─── SUPPLIED TEXT ───

Deep learning for sequence data

Ch 6 in Deep Learning with Python (DLP) deals with sequence data such as text (sequence of words) and time series.

Text Vectorization

We need to translate texts into numerical tensors for analysis (aka vectorize text). There are 3 ways to do it: one-hot encoding of tokens, one-hot hashing of tokens, and token embedding. Token refers to the unit one can break text into, such as word or character. 

One-hot encoding requires a dictionary of unique tokens, say, words here. Only record 1 where a particular word in the dictionary is used and 0 everywhere else. This is the technique we used in our Ch 3 IMDb example

One-hot hashing is used when the required dictionary is too big. We then hash words into vectors of fixed size, saving memory and allowing online encoding. However, we must keep our hashing space much bigger than the total number of unique tokens being hashed. Otherwise, hash collision can happen and two different words have the same hash. Then computer can’t tell the difference between the two words.

As one-hot encoding and hashing essentially hardcode texts, the resulting vectors are sparse and high-dimensional. On the other hand, word embedding is learnt from data and the resulting vectors are dense and low-dimensional. We can either learn the embedding using data of our own, or use an embedding pre-trained via a different dataset from our own.

─── MATERIAL PROVIDED ───

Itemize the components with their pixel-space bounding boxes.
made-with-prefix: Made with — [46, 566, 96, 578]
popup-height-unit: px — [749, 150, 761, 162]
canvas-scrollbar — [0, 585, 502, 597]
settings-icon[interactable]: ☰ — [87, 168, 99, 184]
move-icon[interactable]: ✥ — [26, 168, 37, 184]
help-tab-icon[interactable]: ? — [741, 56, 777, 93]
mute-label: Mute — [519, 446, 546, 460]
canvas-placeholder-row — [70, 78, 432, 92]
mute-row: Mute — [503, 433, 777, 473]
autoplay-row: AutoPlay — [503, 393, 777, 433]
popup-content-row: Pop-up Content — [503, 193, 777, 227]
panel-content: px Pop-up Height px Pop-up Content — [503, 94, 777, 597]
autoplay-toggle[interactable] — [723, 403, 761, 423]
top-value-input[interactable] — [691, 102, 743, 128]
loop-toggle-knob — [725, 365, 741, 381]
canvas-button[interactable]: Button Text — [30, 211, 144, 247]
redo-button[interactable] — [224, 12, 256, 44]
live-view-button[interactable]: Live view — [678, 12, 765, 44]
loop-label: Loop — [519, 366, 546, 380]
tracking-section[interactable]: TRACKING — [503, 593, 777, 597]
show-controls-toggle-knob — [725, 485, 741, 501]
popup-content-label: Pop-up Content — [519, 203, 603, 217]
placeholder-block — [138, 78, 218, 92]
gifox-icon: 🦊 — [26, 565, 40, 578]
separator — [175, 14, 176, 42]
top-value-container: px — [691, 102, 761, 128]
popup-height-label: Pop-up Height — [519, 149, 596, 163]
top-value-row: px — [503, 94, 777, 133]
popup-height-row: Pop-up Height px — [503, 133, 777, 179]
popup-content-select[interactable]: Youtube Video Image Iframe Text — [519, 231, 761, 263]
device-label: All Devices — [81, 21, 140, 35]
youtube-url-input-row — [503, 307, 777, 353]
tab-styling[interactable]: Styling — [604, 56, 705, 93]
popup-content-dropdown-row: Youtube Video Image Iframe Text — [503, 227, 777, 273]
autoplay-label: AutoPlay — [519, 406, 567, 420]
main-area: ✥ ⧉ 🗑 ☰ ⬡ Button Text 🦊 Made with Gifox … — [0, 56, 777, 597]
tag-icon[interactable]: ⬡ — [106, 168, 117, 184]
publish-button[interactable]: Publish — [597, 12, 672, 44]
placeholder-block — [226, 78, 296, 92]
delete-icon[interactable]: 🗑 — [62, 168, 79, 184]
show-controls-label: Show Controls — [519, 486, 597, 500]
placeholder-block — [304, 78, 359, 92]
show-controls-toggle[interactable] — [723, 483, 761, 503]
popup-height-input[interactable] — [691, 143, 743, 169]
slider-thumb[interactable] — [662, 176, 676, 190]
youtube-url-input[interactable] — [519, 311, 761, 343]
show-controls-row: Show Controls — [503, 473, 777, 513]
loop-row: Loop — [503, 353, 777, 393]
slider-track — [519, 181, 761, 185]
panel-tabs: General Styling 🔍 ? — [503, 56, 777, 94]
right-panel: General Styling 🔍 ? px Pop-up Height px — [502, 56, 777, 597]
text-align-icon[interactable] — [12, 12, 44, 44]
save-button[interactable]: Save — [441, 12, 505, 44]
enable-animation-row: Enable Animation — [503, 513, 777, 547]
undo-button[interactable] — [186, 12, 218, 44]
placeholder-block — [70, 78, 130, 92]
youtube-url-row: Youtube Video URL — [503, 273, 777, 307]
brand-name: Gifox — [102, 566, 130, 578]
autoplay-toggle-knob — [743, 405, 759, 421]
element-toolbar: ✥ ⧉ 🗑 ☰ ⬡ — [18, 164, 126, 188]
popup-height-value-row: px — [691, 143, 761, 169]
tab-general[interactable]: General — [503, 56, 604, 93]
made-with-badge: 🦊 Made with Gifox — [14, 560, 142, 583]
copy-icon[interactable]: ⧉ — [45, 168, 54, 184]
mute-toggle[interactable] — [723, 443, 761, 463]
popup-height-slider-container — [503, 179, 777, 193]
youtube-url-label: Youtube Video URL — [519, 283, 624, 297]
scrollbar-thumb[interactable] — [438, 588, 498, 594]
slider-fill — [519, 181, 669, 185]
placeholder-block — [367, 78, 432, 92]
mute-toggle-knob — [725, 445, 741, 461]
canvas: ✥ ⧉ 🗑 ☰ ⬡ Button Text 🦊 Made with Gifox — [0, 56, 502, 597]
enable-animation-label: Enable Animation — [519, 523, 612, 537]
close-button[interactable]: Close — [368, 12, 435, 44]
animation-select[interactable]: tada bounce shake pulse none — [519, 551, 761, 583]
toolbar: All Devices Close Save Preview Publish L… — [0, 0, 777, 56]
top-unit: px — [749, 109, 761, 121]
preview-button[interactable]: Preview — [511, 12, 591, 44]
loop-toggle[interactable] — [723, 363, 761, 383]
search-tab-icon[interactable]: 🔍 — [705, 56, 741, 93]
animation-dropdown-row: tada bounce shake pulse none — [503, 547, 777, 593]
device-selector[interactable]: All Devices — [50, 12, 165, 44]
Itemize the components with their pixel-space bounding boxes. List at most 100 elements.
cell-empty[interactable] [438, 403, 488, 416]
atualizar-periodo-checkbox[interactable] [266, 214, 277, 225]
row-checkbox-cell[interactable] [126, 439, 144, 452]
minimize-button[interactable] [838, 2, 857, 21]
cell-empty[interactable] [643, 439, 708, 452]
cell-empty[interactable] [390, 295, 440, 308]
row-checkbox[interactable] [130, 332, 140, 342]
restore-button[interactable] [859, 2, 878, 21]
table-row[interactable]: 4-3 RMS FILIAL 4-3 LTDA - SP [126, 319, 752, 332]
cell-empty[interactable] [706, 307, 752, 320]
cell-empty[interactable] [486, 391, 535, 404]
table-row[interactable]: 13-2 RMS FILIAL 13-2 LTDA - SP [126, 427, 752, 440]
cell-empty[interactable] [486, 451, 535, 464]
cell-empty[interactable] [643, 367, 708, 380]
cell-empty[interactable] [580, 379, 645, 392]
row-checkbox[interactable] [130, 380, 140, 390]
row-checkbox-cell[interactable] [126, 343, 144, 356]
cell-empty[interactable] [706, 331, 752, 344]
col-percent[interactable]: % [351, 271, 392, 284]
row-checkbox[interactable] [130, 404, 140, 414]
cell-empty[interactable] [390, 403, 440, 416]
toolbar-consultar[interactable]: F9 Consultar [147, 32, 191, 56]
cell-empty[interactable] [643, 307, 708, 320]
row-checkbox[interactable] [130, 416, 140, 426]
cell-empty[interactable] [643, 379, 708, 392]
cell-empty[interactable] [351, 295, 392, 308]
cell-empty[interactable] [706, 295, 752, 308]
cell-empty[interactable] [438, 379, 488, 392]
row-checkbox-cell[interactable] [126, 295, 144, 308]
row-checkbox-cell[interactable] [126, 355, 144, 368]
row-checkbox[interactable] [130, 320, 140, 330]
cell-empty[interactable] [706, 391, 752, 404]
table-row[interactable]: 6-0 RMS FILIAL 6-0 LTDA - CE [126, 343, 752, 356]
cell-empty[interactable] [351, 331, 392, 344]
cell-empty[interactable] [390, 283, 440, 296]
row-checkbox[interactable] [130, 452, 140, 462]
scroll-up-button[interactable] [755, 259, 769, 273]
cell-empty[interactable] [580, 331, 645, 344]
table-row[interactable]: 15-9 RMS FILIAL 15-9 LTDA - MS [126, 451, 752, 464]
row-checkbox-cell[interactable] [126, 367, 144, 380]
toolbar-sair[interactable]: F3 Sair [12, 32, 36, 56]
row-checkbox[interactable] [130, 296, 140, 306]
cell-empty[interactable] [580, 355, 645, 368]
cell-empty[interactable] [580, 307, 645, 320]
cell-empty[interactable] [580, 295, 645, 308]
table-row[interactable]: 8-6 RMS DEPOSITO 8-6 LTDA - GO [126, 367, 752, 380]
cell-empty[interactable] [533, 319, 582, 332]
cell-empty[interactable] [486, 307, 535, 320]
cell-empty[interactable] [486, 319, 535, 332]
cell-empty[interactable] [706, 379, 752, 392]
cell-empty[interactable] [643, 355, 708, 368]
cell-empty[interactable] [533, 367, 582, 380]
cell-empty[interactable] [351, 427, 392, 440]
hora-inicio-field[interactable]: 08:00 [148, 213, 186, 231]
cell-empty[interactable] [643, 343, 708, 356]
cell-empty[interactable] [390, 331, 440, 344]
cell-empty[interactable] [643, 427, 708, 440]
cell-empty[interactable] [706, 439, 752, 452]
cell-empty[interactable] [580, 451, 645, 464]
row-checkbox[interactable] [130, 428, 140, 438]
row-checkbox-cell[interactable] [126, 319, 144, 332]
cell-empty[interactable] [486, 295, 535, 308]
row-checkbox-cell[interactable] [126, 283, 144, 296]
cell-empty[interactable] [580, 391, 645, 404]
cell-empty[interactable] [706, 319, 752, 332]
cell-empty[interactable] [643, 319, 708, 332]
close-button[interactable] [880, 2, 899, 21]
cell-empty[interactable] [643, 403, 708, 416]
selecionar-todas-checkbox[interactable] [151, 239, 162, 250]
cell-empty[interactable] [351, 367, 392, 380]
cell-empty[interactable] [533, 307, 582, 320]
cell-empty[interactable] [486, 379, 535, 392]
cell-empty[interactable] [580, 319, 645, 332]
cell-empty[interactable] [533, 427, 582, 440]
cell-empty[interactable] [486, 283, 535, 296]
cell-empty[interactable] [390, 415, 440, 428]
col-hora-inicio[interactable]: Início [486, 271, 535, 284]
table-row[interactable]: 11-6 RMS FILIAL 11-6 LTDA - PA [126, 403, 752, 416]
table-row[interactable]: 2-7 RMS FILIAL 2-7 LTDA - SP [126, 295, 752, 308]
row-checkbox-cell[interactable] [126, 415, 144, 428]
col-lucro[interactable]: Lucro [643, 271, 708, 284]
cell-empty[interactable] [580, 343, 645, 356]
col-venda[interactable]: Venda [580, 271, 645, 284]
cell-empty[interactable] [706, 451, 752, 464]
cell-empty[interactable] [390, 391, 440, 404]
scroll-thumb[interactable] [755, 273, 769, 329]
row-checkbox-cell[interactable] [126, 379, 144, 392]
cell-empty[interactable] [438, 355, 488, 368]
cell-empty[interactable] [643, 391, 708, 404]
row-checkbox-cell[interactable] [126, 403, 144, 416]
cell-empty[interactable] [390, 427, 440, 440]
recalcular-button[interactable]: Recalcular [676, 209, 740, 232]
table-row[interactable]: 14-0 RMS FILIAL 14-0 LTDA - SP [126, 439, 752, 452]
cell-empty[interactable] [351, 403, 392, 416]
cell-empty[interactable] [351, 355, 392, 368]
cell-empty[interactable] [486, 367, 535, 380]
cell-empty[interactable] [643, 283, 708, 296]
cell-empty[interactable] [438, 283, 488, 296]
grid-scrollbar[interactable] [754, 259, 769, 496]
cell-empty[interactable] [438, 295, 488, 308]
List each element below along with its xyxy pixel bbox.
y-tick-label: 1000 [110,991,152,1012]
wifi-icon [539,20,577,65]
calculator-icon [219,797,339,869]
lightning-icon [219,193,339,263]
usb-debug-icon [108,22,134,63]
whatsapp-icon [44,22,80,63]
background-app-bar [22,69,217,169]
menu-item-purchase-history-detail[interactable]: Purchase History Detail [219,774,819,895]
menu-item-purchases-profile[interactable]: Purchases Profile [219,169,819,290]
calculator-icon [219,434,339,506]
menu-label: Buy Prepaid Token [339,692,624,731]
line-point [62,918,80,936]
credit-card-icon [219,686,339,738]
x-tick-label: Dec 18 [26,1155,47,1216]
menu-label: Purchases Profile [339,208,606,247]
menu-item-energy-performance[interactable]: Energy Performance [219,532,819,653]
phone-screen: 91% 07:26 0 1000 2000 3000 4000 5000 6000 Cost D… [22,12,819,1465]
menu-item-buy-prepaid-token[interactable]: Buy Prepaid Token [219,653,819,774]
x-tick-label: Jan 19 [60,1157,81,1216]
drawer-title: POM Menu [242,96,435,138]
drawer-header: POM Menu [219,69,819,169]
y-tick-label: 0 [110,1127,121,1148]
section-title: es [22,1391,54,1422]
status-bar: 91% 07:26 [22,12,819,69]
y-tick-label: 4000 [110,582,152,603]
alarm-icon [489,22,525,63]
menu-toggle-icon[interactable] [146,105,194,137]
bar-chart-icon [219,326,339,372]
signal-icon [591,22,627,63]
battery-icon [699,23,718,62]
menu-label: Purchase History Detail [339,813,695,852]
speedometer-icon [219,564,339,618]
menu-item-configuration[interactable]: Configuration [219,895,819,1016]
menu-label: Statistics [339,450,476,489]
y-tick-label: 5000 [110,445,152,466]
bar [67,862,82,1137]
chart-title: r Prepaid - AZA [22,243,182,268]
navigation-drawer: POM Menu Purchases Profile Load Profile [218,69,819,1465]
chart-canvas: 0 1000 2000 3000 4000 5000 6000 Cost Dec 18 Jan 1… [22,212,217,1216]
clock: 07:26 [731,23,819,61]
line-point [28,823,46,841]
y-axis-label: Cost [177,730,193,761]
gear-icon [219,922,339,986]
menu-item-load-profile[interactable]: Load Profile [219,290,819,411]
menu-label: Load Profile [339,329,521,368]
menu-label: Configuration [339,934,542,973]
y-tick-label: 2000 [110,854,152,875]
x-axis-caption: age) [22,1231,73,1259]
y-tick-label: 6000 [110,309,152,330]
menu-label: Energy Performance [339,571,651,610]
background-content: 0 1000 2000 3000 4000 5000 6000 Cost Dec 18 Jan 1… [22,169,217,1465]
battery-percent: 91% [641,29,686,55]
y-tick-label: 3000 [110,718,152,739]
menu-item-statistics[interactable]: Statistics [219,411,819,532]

───

TASKS TO PERFORM:
#1 Write out the passage from the text on sequence data starting with "Ch 6 in Deep" and going on through "word or character.".
#2 Answer these questions using the text on sequence data:
(a) What three ways of vectorizing text does it list?
(b) In which chapter's example was one-hot encoding used?
(c) What kind of vectors does word embedding produce?
#3 Give the next part of the text on sequence data, picking up after its final sentence.
The entries come from a different source than the text on sequence data.

ANSWERS PER TASK:
#1
Ch 6 in Deep Learning with Python (DLP) deals with sequence data such as text (sequence of words) and time series.

Text Vectorization

We need to translate texts into numerical tensors for analysis (aka vectorize text). There are 3 ways to do it: one-hot encoding of tokens, one-hot hashing of tokens, and token embedding. Token refers to the unit one can break text into, such as word or character.

#2
(a) One-hot encoding of tokens, one-hot hashing of tokens, and token embedding.
(b) The Ch 3 IMDb example.
(c) Dense, low-dimensional vectors.

#3
Our plots from the sentiment analysis of IMDb movie reviews indicate a better result when using a pre-trained embedding (see here for details ). However, this certainly doesn’t have to be the case for other projects. 

Recurrent Neural Network (RNN)

The networks we’ve seen up to this point do not keep any state between inputs. They treat each input independently and we call this type of networks feedforward network.

However, when dealing with sequence data, each input is more likely to be correlated with each other. For example, each movie review is a sequence of words. While reading the review, we keep a memory of what words have been used before. Another example here is air temperature every 10 minutes over 8 years in Jena, Germany. The temperature data is a time-series sequence. If the air temperature was high 10 minutes ago, the current temperature is likely to be high as well. 

Therefore, one popular network to analyze sequence data is RNN. Ch 6 introduces 4 types of RNN: Simple RNN, LSTM, GRU, and bidirectional RNN. If a Simple RNN has many layers, it can suffer vanishing gradient problem and become untrainable. LSTM and GRU are the solution to this problem. 

LSTM saves the information and carries it to the next input. GRU is similar and has a faster run time, albeit less powerful. Bidirectional RNN processes a sequence in both directions (e.g., chronologically and anti-chronologically). 

To regularize an RNN, we need to follow a specific dropout procedure. The same dropout must be used at every layer and a temporally constant dropout mask at the inner recurrent activations of the layer. We tried all 4 RNNs and the dropout method to forecast air temperature in Jena, Germany (see here for details).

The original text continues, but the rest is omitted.